Objective:
Say how many lines include the word "JSON", using only a number.

Records excerpted from a collection:
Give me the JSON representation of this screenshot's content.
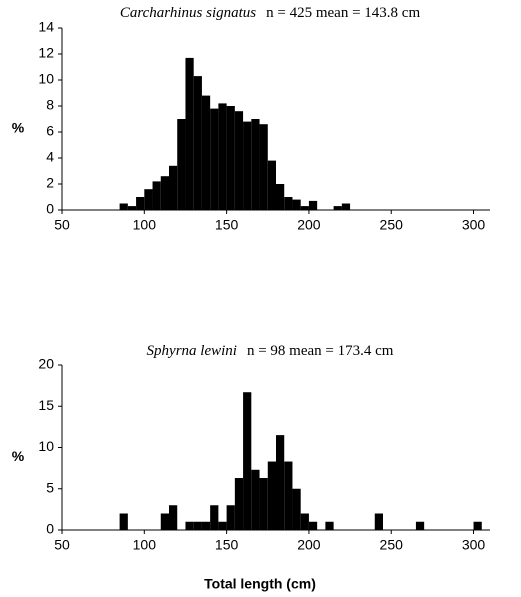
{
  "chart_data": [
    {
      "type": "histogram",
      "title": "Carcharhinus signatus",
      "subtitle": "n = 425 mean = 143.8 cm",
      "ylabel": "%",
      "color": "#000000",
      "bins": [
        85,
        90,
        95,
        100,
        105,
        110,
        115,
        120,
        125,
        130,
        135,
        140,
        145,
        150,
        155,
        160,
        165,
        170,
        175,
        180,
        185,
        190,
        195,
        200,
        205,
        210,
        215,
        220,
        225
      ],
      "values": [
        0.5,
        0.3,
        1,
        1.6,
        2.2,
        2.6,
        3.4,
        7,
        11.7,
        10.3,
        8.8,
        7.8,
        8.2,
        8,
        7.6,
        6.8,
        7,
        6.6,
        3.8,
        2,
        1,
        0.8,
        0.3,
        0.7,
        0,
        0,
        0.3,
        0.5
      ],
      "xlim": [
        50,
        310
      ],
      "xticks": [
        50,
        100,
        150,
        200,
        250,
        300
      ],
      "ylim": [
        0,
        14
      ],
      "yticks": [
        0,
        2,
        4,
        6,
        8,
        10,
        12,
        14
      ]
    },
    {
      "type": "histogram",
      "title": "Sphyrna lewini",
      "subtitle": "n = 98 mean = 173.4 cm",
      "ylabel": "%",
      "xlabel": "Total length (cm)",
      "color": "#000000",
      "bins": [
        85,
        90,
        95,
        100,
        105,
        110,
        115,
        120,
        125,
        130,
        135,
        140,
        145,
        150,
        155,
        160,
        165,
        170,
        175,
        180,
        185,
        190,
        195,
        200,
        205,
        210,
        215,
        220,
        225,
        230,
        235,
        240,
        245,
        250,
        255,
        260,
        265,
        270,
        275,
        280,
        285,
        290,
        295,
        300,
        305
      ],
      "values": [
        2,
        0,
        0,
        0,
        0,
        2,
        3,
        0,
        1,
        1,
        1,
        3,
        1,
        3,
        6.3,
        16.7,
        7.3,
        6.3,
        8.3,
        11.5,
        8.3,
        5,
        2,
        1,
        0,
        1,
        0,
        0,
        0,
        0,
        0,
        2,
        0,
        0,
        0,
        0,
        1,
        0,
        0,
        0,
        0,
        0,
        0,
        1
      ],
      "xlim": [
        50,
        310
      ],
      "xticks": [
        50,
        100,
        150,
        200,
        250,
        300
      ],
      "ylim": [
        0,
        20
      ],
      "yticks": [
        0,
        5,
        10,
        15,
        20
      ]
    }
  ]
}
* * *
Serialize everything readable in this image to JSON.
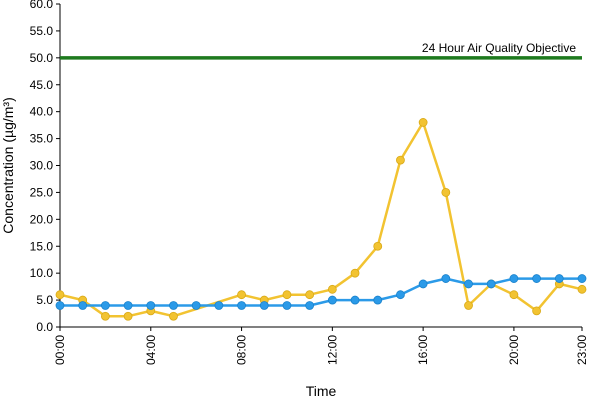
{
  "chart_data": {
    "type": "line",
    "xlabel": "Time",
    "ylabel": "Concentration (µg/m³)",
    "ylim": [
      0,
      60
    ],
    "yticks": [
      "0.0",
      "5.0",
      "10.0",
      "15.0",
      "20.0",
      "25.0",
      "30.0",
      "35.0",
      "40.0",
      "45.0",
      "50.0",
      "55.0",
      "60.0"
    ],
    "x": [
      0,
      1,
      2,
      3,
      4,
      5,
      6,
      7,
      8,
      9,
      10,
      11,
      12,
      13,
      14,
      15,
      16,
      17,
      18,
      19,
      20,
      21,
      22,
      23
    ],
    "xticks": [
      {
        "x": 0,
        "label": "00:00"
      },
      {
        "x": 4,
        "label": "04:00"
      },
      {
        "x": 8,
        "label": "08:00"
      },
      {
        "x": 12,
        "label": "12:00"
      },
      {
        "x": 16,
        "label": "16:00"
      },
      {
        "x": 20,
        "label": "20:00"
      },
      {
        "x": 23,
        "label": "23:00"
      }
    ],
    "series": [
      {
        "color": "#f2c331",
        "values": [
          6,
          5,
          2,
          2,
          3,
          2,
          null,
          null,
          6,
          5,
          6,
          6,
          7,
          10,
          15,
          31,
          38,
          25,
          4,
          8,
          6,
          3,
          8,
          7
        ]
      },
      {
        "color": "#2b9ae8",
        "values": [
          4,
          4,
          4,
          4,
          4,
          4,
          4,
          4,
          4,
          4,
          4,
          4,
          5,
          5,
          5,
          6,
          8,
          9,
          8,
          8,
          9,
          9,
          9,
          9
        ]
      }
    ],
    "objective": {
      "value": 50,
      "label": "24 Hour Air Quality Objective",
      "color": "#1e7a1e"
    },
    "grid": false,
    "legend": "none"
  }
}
==
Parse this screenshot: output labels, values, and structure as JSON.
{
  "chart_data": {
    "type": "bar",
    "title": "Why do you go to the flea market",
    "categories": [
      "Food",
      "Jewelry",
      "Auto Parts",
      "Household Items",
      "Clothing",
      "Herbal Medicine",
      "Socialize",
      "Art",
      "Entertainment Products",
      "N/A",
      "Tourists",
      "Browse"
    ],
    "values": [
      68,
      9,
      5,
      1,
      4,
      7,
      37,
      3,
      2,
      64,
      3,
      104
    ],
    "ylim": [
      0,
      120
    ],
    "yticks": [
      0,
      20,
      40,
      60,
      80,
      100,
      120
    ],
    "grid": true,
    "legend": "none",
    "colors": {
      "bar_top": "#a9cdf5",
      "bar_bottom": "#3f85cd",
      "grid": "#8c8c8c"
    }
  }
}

The result:
3